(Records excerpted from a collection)
──────

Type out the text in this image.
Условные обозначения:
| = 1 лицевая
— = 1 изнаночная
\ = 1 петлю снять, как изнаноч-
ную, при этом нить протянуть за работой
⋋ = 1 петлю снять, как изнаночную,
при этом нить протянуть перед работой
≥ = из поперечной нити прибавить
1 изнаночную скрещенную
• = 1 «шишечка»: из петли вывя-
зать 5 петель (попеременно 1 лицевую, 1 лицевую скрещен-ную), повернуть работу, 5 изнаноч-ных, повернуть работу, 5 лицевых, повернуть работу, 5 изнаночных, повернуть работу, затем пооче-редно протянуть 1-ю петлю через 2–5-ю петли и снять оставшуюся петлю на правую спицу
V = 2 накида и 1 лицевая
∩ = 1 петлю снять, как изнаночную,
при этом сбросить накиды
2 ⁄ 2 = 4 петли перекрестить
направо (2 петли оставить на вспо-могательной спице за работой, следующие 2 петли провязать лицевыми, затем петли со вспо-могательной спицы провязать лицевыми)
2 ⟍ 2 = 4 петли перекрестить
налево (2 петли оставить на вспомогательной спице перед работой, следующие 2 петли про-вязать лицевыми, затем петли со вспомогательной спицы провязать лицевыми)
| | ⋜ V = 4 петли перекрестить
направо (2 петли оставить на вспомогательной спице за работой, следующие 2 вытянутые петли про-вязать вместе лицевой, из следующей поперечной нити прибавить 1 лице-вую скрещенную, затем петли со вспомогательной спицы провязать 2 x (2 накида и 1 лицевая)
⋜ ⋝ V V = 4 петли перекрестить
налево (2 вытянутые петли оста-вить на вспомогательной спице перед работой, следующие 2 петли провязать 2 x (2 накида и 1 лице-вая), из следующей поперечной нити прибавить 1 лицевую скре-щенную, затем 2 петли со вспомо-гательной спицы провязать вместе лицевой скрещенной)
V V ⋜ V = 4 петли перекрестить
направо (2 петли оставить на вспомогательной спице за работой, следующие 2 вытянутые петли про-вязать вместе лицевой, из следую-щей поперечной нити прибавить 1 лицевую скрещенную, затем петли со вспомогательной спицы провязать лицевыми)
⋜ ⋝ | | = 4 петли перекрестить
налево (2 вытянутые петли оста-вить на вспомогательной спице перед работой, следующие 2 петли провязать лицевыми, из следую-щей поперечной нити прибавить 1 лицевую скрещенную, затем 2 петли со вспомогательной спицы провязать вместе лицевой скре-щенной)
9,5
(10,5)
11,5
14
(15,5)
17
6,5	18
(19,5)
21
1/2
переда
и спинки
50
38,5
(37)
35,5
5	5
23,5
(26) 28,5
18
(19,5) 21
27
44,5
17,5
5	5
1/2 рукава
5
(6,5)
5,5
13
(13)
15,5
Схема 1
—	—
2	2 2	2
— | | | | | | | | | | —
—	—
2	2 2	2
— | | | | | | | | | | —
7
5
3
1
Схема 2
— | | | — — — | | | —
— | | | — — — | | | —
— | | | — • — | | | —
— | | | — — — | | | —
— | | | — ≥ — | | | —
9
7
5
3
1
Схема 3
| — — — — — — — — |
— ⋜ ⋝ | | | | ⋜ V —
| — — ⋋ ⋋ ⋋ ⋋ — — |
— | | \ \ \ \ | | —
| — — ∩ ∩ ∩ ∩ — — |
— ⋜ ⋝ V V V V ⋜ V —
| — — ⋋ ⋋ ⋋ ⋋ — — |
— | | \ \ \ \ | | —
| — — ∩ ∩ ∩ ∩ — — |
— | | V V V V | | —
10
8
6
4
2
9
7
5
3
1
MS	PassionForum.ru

──────

## Exercise goal
Please return the data above exactly as given.

## Final result
Type out the text in this image.
Условные обозначения:
| = 1 лицевая
— = 1 изнаночная
\ = 1 петлю снять, как изнаноч-
ную, при этом нить протянуть за работой
⋋ = 1 петлю снять, как изнаночную,
при этом нить протянуть перед работой
≥ = из поперечной нити прибавить
1 изнаночную скрещенную
• = 1 «шишечка»: из петли вывя-
зать 5 петель (попеременно 1 лицевую, 1 лицевую скрещен-ную), повернуть работу, 5 изнаноч-ных, повернуть работу, 5 лицевых, повернуть работу, 5 изнаночных, повернуть работу, затем пооче-редно протянуть 1-ю петлю через 2–5-ю петли и снять оставшуюся петлю на правую спицу
V = 2 накида и 1 лицевая
∩ = 1 петлю снять, как изнаночную,
при этом сбросить накиды
2 ⁄ 2 = 4 петли перекрестить
направо (2 петли оставить на вспо-могательной спице за работой, следующие 2 петли провязать лицевыми, затем петли со вспо-могательной спицы провязать лицевыми)
2 ⟍ 2 = 4 петли перекрестить
налево (2 петли оставить на вспомогательной спице перед работой, следующие 2 петли про-вязать лицевыми, затем петли со вспомогательной спицы провязать лицевыми)
| | ⋜ V = 4 петли перекрестить
направо (2 петли оставить на вспомогательной спице за работой, следующие 2 вытянутые петли про-вязать вместе лицевой, из следующей поперечной нити прибавить 1 лице-вую скрещенную, затем петли со вспомогательной спицы провязать 2 x (2 накида и 1 лицевая)
⋜ ⋝ V V = 4 петли перекрестить
налево (2 вытянутые петли оста-вить на вспомогательной спице перед работой, следующие 2 петли провязать 2 x (2 накида и 1 лице-вая), из следующей поперечной нити прибавить 1 лицевую скре-щенную, затем 2 петли со вспомо-гательной спицы провязать вместе лицевой скрещенной)
V V ⋜ V = 4 петли перекрестить
направо (2 петли оставить на вспомогательной спице за работой, следующие 2 вытянутые петли про-вязать вместе лицевой, из следую-щей поперечной нити прибавить 1 лицевую скрещенную, затем петли со вспомогательной спицы провязать лицевыми)
⋜ ⋝ | | = 4 петли перекрестить
налево (2 вытянутые петли оста-вить на вспомогательной спице перед работой, следующие 2 петли провязать лицевыми, из следую-щей поперечной нити прибавить 1 лицевую скрещенную, затем 2 петли со вспомогательной спицы провязать вместе лицевой скре-щенной)
9,5
(10,5)
11,5
14
(15,5)
17
6,5	18
(19,5)
21
1/2
переда
и спинки
50
38,5
(37)
35,5
5	5
23,5
(26) 28,5
18
(19,5) 21
27
44,5
17,5
5	5
1/2 рукава
5
(6,5)
5,5
13
(13)
15,5
Схема 1
—	—
2	2 2	2
— | | | | | | | | | | —
—	—
2	2 2	2
— | | | | | | | | | | —
7
5
3
1
Схема 2
— | | | — — — | | | —
— | | | — — — | | | —
— | | | — • — | | | —
— | | | — — — | | | —
— | | | — ≥ — | | | —
9
7
5
3
1
Схема 3
| — — — — — — — — |
— ⋜ ⋝ | | | | ⋜ V —
| — — ⋋ ⋋ ⋋ ⋋ — — |
— | | \ \ \ \ | | —
| — — ∩ ∩ ∩ ∩ — — |
— ⋜ ⋝ V V V V ⋜ V —
| — — ⋋ ⋋ ⋋ ⋋ — — |
— | | \ \ \ \ | | —
| — — ∩ ∩ ∩ ∩ — — |
— | | V V V V | | —
10
8
6
4
2
9
7
5
3
1
MS	PassionForum.ru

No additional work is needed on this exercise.